Exercise aim
Which lines below hold the word "STUDENT"? Copy all of them.

Records to process
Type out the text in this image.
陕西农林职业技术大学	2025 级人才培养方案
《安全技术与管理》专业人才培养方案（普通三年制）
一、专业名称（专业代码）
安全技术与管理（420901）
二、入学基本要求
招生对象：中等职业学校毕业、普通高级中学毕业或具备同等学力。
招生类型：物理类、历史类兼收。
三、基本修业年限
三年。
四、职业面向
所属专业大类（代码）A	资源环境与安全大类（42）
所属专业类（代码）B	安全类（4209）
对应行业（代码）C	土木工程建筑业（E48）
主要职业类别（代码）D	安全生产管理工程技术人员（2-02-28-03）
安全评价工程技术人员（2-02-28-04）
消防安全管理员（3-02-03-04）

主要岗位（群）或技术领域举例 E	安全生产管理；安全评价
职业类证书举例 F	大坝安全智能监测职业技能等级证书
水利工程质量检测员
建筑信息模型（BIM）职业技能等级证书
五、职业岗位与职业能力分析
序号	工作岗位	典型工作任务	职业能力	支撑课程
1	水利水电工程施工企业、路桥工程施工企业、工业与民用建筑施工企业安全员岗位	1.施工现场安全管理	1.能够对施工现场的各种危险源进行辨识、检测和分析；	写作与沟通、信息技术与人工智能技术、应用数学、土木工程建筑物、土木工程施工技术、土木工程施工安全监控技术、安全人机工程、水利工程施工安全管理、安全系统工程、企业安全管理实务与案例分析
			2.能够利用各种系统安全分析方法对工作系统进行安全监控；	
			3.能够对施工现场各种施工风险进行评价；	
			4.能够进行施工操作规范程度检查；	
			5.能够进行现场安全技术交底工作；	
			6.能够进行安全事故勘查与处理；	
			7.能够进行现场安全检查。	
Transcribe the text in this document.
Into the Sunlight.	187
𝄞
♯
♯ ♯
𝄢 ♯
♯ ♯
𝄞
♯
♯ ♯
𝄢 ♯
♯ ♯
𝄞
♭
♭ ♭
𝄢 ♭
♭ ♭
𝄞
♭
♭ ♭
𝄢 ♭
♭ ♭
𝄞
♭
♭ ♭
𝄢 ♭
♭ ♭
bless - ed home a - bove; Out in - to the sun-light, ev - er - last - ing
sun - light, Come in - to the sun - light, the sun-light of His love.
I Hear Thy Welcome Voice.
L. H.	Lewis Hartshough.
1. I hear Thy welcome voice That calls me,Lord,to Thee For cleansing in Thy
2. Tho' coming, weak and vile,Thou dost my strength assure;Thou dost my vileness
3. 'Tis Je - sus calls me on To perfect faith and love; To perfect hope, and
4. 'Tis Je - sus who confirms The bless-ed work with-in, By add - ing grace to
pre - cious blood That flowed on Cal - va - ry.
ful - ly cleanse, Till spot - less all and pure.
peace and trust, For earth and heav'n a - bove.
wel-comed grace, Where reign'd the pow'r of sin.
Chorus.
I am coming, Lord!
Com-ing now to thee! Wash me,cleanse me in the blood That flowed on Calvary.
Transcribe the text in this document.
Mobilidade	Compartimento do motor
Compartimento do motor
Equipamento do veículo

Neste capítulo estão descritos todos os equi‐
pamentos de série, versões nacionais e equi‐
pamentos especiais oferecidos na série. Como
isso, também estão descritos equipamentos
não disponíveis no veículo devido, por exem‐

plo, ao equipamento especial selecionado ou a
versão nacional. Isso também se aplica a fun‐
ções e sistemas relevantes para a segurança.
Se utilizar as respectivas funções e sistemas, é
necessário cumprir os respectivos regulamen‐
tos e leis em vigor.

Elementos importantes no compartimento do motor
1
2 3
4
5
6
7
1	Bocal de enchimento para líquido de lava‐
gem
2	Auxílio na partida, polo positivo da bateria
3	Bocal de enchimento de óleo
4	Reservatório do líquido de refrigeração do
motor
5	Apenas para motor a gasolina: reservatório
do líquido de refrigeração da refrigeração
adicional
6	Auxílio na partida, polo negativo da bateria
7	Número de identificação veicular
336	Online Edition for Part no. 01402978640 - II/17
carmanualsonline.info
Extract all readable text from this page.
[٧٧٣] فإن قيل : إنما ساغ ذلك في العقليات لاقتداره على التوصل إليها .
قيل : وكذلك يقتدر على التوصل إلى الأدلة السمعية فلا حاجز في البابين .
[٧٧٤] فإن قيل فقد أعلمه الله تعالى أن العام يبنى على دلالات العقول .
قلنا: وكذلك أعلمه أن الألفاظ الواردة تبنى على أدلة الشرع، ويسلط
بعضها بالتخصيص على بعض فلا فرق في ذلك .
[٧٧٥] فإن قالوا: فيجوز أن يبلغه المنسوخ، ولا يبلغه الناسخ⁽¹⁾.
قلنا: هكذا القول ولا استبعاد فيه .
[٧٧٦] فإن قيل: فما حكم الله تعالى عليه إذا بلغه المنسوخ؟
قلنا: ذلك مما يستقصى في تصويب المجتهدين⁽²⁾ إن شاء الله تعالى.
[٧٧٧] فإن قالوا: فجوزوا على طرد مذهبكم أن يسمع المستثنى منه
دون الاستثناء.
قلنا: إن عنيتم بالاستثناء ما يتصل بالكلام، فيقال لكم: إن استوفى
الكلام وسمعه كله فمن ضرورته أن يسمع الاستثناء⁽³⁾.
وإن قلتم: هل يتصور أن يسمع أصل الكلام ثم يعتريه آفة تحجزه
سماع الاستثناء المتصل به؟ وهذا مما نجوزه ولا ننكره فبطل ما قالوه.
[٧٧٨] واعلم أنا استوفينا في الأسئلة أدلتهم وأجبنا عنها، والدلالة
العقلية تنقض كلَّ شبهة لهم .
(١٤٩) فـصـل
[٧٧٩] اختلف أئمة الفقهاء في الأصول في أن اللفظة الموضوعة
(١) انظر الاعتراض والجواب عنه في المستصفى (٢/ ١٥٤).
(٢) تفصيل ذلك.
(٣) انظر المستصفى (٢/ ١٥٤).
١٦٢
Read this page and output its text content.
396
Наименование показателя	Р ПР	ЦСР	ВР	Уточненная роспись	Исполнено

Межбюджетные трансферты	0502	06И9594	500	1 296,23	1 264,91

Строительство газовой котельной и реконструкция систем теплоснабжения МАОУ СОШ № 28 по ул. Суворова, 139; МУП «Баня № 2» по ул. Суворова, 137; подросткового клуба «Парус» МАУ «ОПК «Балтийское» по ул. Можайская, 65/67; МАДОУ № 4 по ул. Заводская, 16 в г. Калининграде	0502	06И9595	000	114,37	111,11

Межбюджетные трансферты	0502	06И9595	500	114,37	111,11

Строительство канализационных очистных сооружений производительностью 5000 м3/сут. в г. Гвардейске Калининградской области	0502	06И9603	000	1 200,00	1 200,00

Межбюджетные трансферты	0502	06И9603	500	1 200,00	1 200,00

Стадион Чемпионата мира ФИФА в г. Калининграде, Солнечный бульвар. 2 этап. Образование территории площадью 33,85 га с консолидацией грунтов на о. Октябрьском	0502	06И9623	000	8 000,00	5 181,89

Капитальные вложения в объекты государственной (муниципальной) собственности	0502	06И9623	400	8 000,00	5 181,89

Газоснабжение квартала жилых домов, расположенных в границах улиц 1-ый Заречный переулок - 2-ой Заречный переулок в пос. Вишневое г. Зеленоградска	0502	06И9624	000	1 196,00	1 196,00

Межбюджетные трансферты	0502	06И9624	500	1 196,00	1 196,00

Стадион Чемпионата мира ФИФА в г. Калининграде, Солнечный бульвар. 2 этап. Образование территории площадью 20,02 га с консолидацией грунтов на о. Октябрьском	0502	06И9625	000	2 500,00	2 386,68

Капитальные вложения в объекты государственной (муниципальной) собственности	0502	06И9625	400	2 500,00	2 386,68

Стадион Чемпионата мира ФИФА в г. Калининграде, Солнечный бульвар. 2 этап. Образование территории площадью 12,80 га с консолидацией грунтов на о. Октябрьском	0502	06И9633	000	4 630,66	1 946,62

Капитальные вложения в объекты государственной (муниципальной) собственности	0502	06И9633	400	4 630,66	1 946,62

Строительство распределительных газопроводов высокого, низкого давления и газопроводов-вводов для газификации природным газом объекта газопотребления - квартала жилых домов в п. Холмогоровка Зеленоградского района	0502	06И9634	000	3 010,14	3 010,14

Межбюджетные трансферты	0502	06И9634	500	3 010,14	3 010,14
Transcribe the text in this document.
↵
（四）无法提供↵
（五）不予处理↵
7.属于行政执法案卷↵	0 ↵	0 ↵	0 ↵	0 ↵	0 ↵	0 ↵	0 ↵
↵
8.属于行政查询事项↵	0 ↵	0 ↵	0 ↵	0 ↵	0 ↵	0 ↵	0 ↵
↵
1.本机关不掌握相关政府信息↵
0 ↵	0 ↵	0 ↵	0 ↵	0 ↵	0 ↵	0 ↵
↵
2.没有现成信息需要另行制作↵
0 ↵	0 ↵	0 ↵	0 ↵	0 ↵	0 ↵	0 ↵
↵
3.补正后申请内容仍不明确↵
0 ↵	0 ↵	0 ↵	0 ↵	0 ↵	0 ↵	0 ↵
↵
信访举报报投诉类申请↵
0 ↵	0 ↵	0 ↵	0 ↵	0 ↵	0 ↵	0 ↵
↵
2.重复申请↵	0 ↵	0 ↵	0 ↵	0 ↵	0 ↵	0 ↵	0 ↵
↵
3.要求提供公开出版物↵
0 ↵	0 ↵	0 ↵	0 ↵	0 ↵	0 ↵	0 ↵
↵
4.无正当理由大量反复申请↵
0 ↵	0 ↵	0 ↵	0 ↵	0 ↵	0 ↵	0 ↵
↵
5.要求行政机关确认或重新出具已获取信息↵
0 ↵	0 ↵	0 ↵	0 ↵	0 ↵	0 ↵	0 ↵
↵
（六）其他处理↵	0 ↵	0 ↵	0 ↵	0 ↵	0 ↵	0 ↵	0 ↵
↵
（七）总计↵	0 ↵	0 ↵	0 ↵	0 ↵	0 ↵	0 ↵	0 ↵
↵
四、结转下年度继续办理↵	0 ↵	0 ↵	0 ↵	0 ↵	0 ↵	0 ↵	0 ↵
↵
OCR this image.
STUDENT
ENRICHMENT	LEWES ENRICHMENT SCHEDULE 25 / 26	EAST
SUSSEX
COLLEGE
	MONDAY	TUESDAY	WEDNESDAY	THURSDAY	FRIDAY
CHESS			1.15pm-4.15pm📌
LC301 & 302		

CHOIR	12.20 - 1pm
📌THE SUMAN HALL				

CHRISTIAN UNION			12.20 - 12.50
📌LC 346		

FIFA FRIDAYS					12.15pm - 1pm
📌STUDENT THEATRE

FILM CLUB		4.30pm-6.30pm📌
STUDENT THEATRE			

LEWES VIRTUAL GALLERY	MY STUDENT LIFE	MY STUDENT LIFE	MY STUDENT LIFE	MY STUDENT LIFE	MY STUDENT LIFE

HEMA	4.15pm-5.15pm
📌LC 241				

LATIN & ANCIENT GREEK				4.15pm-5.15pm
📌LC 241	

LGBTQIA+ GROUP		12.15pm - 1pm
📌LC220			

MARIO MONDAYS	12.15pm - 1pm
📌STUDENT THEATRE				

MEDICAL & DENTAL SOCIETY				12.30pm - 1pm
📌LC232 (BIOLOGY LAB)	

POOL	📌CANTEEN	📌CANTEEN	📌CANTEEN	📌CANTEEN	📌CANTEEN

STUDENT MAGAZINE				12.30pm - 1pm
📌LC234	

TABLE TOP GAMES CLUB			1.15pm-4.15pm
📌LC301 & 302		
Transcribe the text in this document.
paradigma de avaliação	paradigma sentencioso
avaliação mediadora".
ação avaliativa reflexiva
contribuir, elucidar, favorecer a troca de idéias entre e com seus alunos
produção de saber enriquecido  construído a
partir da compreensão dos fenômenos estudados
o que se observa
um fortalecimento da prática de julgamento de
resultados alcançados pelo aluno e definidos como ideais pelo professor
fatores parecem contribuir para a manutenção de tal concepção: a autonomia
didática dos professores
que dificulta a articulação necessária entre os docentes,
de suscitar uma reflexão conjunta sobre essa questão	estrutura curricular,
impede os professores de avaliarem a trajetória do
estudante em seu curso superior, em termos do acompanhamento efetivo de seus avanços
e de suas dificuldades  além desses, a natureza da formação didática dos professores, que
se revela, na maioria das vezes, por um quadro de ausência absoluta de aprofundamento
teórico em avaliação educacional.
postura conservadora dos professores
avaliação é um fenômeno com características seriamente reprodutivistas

Reply to the task
STUDENT
📌STUDENT THEATRE
STUDENT THEATRE			
LEWES VIRTUAL GALLERY	MY STUDENT LIFE	MY STUDENT LIFE	MY STUDENT LIFE	MY STUDENT LIFE	MY STUDENT LIFE
📌STUDENT THEATRE				
STUDENT MAGAZINE				12.30pm - 1pm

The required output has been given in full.